Extrait.

L’attente est le sentiment général aussi bien en Angleterre que sur le continent. Il serait oiseux d’étudier les appréciations et les conjectures de la presse anglaise sur la grande préoccupation du jour. L’Angleterre emploiera assurément tous les moyens qui sont en son pouvoir pour prévenir un conflit en Italie. Certes, après ses antécédens dans les affaires d’Italie, il est impossible qu’elle s’oppose aux vœux de la France et du Piémont. Lord Palmerston allait en 1848 plus loin que ce que nous connaissons de ces vœux, puisqu’il engageait l’Autriche à renoncer à sa domination anormale et onéreuse en Italie. Le gouvernement du pape ni celui du roi de Naples ne trouveront sans doute de défenseurs dans aucun parti anglais. Cependant l’Angleterre ne fait qu’obéir à la plus simple prudence en prodiguant les conseils pacifiques, parce que sa propre expérience lui a enseigné qu’il est plus facile de prévenir une guerre que d’en resserrer le théâtre, d’en empêcher les déviations, d’en maîtriser la durée et l’issue. Tel est sans doute le sentiment qui a dû inspirer lord Malmesbury dans les conseils qu’il a adressés au Piémont.

Lignes extraites.
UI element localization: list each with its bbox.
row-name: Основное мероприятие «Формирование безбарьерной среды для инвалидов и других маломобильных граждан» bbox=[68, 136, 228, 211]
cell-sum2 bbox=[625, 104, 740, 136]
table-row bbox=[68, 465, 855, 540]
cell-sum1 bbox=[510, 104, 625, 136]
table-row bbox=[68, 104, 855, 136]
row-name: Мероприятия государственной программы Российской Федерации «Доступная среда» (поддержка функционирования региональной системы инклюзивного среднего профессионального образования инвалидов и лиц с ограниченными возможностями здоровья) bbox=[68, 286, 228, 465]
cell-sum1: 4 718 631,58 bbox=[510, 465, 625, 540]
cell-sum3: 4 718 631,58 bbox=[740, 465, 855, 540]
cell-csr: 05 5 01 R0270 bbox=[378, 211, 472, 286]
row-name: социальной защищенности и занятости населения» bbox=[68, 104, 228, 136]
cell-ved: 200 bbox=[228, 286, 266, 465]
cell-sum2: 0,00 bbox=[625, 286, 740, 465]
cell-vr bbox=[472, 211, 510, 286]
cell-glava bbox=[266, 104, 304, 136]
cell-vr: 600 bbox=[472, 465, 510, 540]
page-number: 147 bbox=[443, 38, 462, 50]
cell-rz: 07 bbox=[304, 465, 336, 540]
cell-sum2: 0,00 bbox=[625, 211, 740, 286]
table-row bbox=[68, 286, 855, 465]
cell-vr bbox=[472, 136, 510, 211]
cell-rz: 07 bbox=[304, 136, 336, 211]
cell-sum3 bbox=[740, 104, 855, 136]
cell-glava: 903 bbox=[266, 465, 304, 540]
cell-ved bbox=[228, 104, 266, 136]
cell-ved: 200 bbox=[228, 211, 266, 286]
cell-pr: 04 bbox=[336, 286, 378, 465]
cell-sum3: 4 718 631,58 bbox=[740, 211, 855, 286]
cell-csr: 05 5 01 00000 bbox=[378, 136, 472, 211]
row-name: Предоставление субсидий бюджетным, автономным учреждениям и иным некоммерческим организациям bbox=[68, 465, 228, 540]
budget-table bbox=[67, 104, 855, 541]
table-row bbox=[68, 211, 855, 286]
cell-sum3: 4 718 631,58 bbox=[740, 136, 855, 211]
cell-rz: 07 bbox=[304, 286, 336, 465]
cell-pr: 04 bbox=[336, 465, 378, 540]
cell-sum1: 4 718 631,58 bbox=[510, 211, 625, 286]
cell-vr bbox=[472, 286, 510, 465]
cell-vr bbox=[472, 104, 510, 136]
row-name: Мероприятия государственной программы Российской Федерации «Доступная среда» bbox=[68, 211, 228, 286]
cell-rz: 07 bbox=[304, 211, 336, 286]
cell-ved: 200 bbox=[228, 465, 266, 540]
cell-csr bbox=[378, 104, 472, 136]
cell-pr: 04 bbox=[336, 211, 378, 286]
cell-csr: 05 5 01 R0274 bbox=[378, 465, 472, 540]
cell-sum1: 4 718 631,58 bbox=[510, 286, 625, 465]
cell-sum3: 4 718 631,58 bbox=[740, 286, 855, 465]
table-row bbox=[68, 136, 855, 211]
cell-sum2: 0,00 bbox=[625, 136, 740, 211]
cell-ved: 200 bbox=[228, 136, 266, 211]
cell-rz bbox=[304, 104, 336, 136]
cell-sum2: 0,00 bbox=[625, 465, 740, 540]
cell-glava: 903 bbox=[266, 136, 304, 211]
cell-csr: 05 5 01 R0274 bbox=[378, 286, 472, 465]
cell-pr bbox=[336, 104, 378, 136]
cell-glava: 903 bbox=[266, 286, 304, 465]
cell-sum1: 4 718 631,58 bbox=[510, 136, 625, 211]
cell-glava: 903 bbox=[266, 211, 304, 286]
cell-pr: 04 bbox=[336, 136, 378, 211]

But de l'exercice. Reproduisez mot pour mot l'extrait entier sur l'attitude de l'Angleterre face à la question italienne. Seul l'extrait doit servir de source.

Résultat final.
L’attente est le sentiment général aussi bien en Angleterre que sur le continent. Il serait oiseux d’étudier les appréciations et les conjectures de la presse anglaise sur la grande préoccupation du jour. L’Angleterre emploiera assurément tous les moyens qui sont en son pouvoir pour prévenir un conflit en Italie. Certes, après ses antécédens dans les affaires d’Italie, il est impossible qu’elle s’oppose aux vœux de la France et du Piémont. Lord Palmerston allait en 1848 plus loin que ce que nous connaissons de ces vœux, puisqu’il engageait l’Autriche à renoncer à sa domination anormale et onéreuse en Italie. Le gouvernement du pape ni celui du roi de Naples ne trouveront sans doute de défenseurs dans aucun parti anglais. Cependant l’Angleterre ne fait qu’obéir à la plus simple prudence en prodiguant les conseils pacifiques, parce que sa propre expérience lui a enseigné qu’il est plus facile de prévenir une guerre que d’en resserrer le théâtre, d’en empêcher les déviations, d’en maîtriser la durée et l’issue. Tel est sans doute le sentiment qui a dû inspirer lord Malmesbury dans les conseils qu’il a adressés au Piémont.